Prompt —
Give back every line exactly as it appears, pictures excluded.

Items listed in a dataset

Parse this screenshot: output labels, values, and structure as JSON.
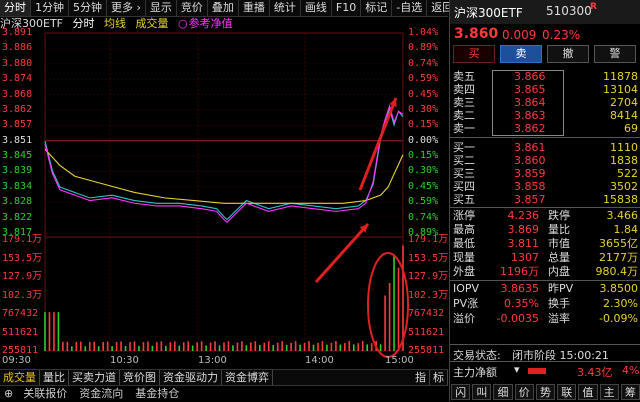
{
  "toolbar": {
    "items": [
      "分时",
      "1分钟",
      "5分钟",
      "更多 ›",
      "显示",
      "竞价",
      "叠加",
      "重播",
      "统计",
      "画线",
      "F10",
      "标记",
      "-自选"
    ],
    "back": "返回"
  },
  "chart": {
    "name": "沪深300ETF",
    "mode": "分时",
    "legend_avg": "均线",
    "legend_vol": "成交量",
    "legend_nav": "参考净值",
    "price_ticks": [
      "3.891",
      "3.886",
      "3.880",
      "3.874",
      "3.868",
      "3.862",
      "3.857",
      "3.851",
      "3.845",
      "3.839",
      "3.834",
      "3.828",
      "3.822",
      "3.817"
    ],
    "pct_ticks": [
      "1.04%",
      "0.89%",
      "0.74%",
      "0.59%",
      "0.45%",
      "0.30%",
      "0.15%",
      "0.00%",
      "0.15%",
      "0.30%",
      "0.45%",
      "0.59%",
      "0.74%",
      "0.89%"
    ],
    "vol_ticks": [
      "179.1万",
      "153.5万",
      "127.9万",
      "102.3万",
      "767432",
      "511621",
      "255811"
    ],
    "time_ticks": [
      "09:30",
      "10:30",
      "13:00",
      "14:00",
      "15:00"
    ],
    "colors": {
      "up": "#ff3b3b",
      "down": "#2bd12b",
      "price": "#ffffff",
      "avg": "#e6d32a",
      "nav": "#ff33ff",
      "vol_alt": "#2ec4c4",
      "circle": "#e02020"
    }
  },
  "chart_data": {
    "type": "line",
    "title": "沪深300ETF",
    "x_range": [
      "09:30",
      "15:00"
    ],
    "y_range": [
      3.817,
      3.891
    ],
    "prev_close": 3.851,
    "series": [
      {
        "name": "分时",
        "x": [
          0,
          5,
          10,
          20,
          30,
          45,
          60,
          75,
          90,
          105,
          115,
          120,
          122,
          135,
          150,
          165,
          180,
          195,
          210,
          215,
          220,
          225,
          228,
          231,
          234,
          237,
          240
        ],
        "values": [
          3.851,
          3.84,
          3.834,
          3.832,
          3.83,
          3.831,
          3.829,
          3.828,
          3.828,
          3.827,
          3.826,
          3.823,
          3.822,
          3.829,
          3.826,
          3.828,
          3.827,
          3.826,
          3.827,
          3.829,
          3.835,
          3.852,
          3.858,
          3.863,
          3.857,
          3.862,
          3.86
        ]
      },
      {
        "name": "均线",
        "x": [
          0,
          10,
          20,
          40,
          60,
          80,
          100,
          120,
          140,
          160,
          180,
          200,
          215,
          225,
          230,
          235,
          240
        ],
        "values": [
          3.848,
          3.842,
          3.838,
          3.835,
          3.832,
          3.83,
          3.829,
          3.828,
          3.828,
          3.828,
          3.828,
          3.828,
          3.829,
          3.831,
          3.834,
          3.84,
          3.846
        ]
      },
      {
        "name": "参考净值",
        "x": [
          0,
          5,
          10,
          20,
          30,
          45,
          60,
          75,
          90,
          105,
          115,
          120,
          122,
          135,
          150,
          165,
          180,
          195,
          210,
          215,
          220,
          225,
          228,
          231,
          234,
          237,
          240
        ],
        "values": [
          3.85,
          3.839,
          3.833,
          3.831,
          3.829,
          3.83,
          3.828,
          3.827,
          3.827,
          3.826,
          3.825,
          3.822,
          3.821,
          3.828,
          3.825,
          3.827,
          3.826,
          3.825,
          3.826,
          3.828,
          3.836,
          3.853,
          3.859,
          3.864,
          3.858,
          3.862,
          3.861
        ]
      }
    ],
    "volume": {
      "ylim": [
        0,
        1791000
      ]
    }
  },
  "bottom_tabs": [
    "成交量",
    "量比",
    "买卖力道",
    "竞价图",
    "资金驱动力",
    "资金博弈"
  ],
  "bottom_right": [
    "指",
    "标"
  ],
  "bottom_links": [
    "关联报价",
    "资金流向",
    "基金持仓"
  ],
  "quote": {
    "name": "沪深300ETF",
    "code": "510300",
    "badge": "R",
    "price": "3.860",
    "change": "0.009",
    "pct": "0.23%",
    "buttons": [
      "买",
      "卖",
      "撤",
      "警"
    ],
    "asks": [
      {
        "label": "卖五",
        "price": "3.866",
        "vol": "11878"
      },
      {
        "label": "卖四",
        "price": "3.865",
        "vol": "13104"
      },
      {
        "label": "卖三",
        "price": "3.864",
        "vol": "2704"
      },
      {
        "label": "卖二",
        "price": "3.863",
        "vol": "8414"
      },
      {
        "label": "卖一",
        "price": "3.862",
        "vol": "69"
      }
    ],
    "bids": [
      {
        "label": "买一",
        "price": "3.861",
        "vol": "1110"
      },
      {
        "label": "买二",
        "price": "3.860",
        "vol": "1838"
      },
      {
        "label": "买三",
        "price": "3.859",
        "vol": "522"
      },
      {
        "label": "买四",
        "price": "3.858",
        "vol": "3502"
      },
      {
        "label": "买五",
        "price": "3.857",
        "vol": "15838"
      }
    ],
    "stats": [
      {
        "l1": "涨停",
        "v1": "4.236",
        "l2": "跌停",
        "v2": "3.466"
      },
      {
        "l1": "最高",
        "v1": "3.869",
        "l2": "量比",
        "v2": "1.84"
      },
      {
        "l1": "最低",
        "v1": "3.811",
        "l2": "市值",
        "v2": "3655亿"
      },
      {
        "l1": "现量",
        "v1": "1307",
        "l2": "总量",
        "v2": "2177万"
      },
      {
        "l1": "外盘",
        "v1": "1196万",
        "l2": "内盘",
        "v2": "980.4万"
      }
    ],
    "iopv": [
      {
        "l1": "IOPV",
        "v1": "3.8635",
        "l2": "昨PV",
        "v2": "3.8500"
      },
      {
        "l1": "PV涨",
        "v1": "0.35%",
        "l2": "换手",
        "v2": "2.30%"
      },
      {
        "l1": "溢价",
        "v1": "-0.0035",
        "l2": "溢率",
        "v2": "-0.09%"
      }
    ],
    "status_label": "交易状态:",
    "status_value": "闭市阶段 15:00:21",
    "netflow_label": "主力净额",
    "netflow_value": "3.43亿",
    "netflow_pct": "4%",
    "bottom_icons": [
      "闪",
      "叫",
      "细",
      "价",
      "势",
      "联",
      "值",
      "主",
      "筹"
    ]
  }
}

Task solution —
Parse this screenshot: output labels, values, and structure as JSON.
{
  "toolbar": {
    "items": [
      "分时",
      "1分钟",
      "5分钟",
      "更多 ›",
      "显示",
      "竞价",
      "叠加",
      "重播",
      "统计",
      "画线",
      "F10",
      "标记",
      "-自选"
    ],
    "back": "返回"
  },
  "chart": {
    "name": "沪深300ETF",
    "mode": "分时",
    "legend_avg": "均线",
    "legend_vol": "成交量",
    "legend_nav": "参考净值",
    "price_ticks": [
      "3.891",
      "3.886",
      "3.880",
      "3.874",
      "3.868",
      "3.862",
      "3.857",
      "3.851",
      "3.845",
      "3.839",
      "3.834",
      "3.828",
      "3.822",
      "3.817"
    ],
    "pct_ticks": [
      "1.04%",
      "0.89%",
      "0.74%",
      "0.59%",
      "0.45%",
      "0.30%",
      "0.15%",
      "0.00%",
      "0.15%",
      "0.30%",
      "0.45%",
      "0.59%",
      "0.74%",
      "0.89%"
    ],
    "vol_ticks": [
      "179.1万",
      "153.5万",
      "127.9万",
      "102.3万",
      "767432",
      "511621",
      "255811"
    ],
    "time_ticks": [
      "09:30",
      "10:30",
      "13:00",
      "14:00",
      "15:00"
    ],
    "colors": {
      "up": "#ff3b3b",
      "down": "#2bd12b",
      "price": "#ffffff",
      "avg": "#e6d32a",
      "nav": "#ff33ff",
      "vol_alt": "#2ec4c4",
      "circle": "#e02020"
    }
  },
  "chart_data": {
    "type": "line",
    "title": "沪深300ETF",
    "x_range": [
      "09:30",
      "15:00"
    ],
    "y_range": [
      3.817,
      3.891
    ],
    "prev_close": 3.851,
    "series": [
      {
        "name": "分时",
        "x": [
          0,
          5,
          10,
          20,
          30,
          45,
          60,
          75,
          90,
          105,
          115,
          120,
          122,
          135,
          150,
          165,
          180,
          195,
          210,
          215,
          220,
          225,
          228,
          231,
          234,
          237,
          240
        ],
        "values": [
          3.851,
          3.84,
          3.834,
          3.832,
          3.83,
          3.831,
          3.829,
          3.828,
          3.828,
          3.827,
          3.826,
          3.823,
          3.822,
          3.829,
          3.826,
          3.828,
          3.827,
          3.826,
          3.827,
          3.829,
          3.835,
          3.852,
          3.858,
          3.863,
          3.857,
          3.862,
          3.86
        ]
      },
      {
        "name": "均线",
        "x": [
          0,
          10,
          20,
          40,
          60,
          80,
          100,
          120,
          140,
          160,
          180,
          200,
          215,
          225,
          230,
          235,
          240
        ],
        "values": [
          3.848,
          3.842,
          3.838,
          3.835,
          3.832,
          3.83,
          3.829,
          3.828,
          3.828,
          3.828,
          3.828,
          3.828,
          3.829,
          3.831,
          3.834,
          3.84,
          3.846
        ]
      },
      {
        "name": "参考净值",
        "x": [
          0,
          5,
          10,
          20,
          30,
          45,
          60,
          75,
          90,
          105,
          115,
          120,
          122,
          135,
          150,
          165,
          180,
          195,
          210,
          215,
          220,
          225,
          228,
          231,
          234,
          237,
          240
        ],
        "values": [
          3.85,
          3.839,
          3.833,
          3.831,
          3.829,
          3.83,
          3.828,
          3.827,
          3.827,
          3.826,
          3.825,
          3.822,
          3.821,
          3.828,
          3.825,
          3.827,
          3.826,
          3.825,
          3.826,
          3.828,
          3.836,
          3.853,
          3.859,
          3.864,
          3.858,
          3.862,
          3.861
        ]
      }
    ],
    "volume": {
      "ylim": [
        0,
        1791000
      ]
    }
  },
  "bottom_tabs": [
    "成交量",
    "量比",
    "买卖力道",
    "竞价图",
    "资金驱动力",
    "资金博弈"
  ],
  "bottom_right": [
    "指",
    "标"
  ],
  "bottom_links": [
    "关联报价",
    "资金流向",
    "基金持仓"
  ],
  "quote": {
    "name": "沪深300ETF",
    "code": "510300",
    "badge": "R",
    "price": "3.860",
    "change": "0.009",
    "pct": "0.23%",
    "buttons": [
      "买",
      "卖",
      "撤",
      "警"
    ],
    "asks": [
      {
        "label": "卖五",
        "price": "3.866",
        "vol": "11878"
      },
      {
        "label": "卖四",
        "price": "3.865",
        "vol": "13104"
      },
      {
        "label": "卖三",
        "price": "3.864",
        "vol": "2704"
      },
      {
        "label": "卖二",
        "price": "3.863",
        "vol": "8414"
      },
      {
        "label": "卖一",
        "price": "3.862",
        "vol": "69"
      }
    ],
    "bids": [
      {
        "label": "买一",
        "price": "3.861",
        "vol": "1110"
      },
      {
        "label": "买二",
        "price": "3.860",
        "vol": "1838"
      },
      {
        "label": "买三",
        "price": "3.859",
        "vol": "522"
      },
      {
        "label": "买四",
        "price": "3.858",
        "vol": "3502"
      },
      {
        "label": "买五",
        "price": "3.857",
        "vol": "15838"
      }
    ],
    "stats": [
      {
        "l1": "涨停",
        "v1": "4.236",
        "l2": "跌停",
        "v2": "3.466"
      },
      {
        "l1": "最高",
        "v1": "3.869",
        "l2": "量比",
        "v2": "1.84"
      },
      {
        "l1": "最低",
        "v1": "3.811",
        "l2": "市值",
        "v2": "3655亿"
      },
      {
        "l1": "现量",
        "v1": "1307",
        "l2": "总量",
        "v2": "2177万"
      },
      {
        "l1": "外盘",
        "v1": "1196万",
        "l2": "内盘",
        "v2": "980.4万"
      }
    ],
    "iopv": [
      {
        "l1": "IOPV",
        "v1": "3.8635",
        "l2": "昨PV",
        "v2": "3.8500"
      },
      {
        "l1": "PV涨",
        "v1": "0.35%",
        "l2": "换手",
        "v2": "2.30%"
      },
      {
        "l1": "溢价",
        "v1": "-0.0035",
        "l2": "溢率",
        "v2": "-0.09%"
      }
    ],
    "status_label": "交易状态:",
    "status_value": "闭市阶段 15:00:21",
    "netflow_label": "主力净额",
    "netflow_value": "3.43亿",
    "netflow_pct": "4%",
    "bottom_icons": [
      "闪",
      "叫",
      "细",
      "价",
      "势",
      "联",
      "值",
      "主",
      "筹"
    ]
  }
}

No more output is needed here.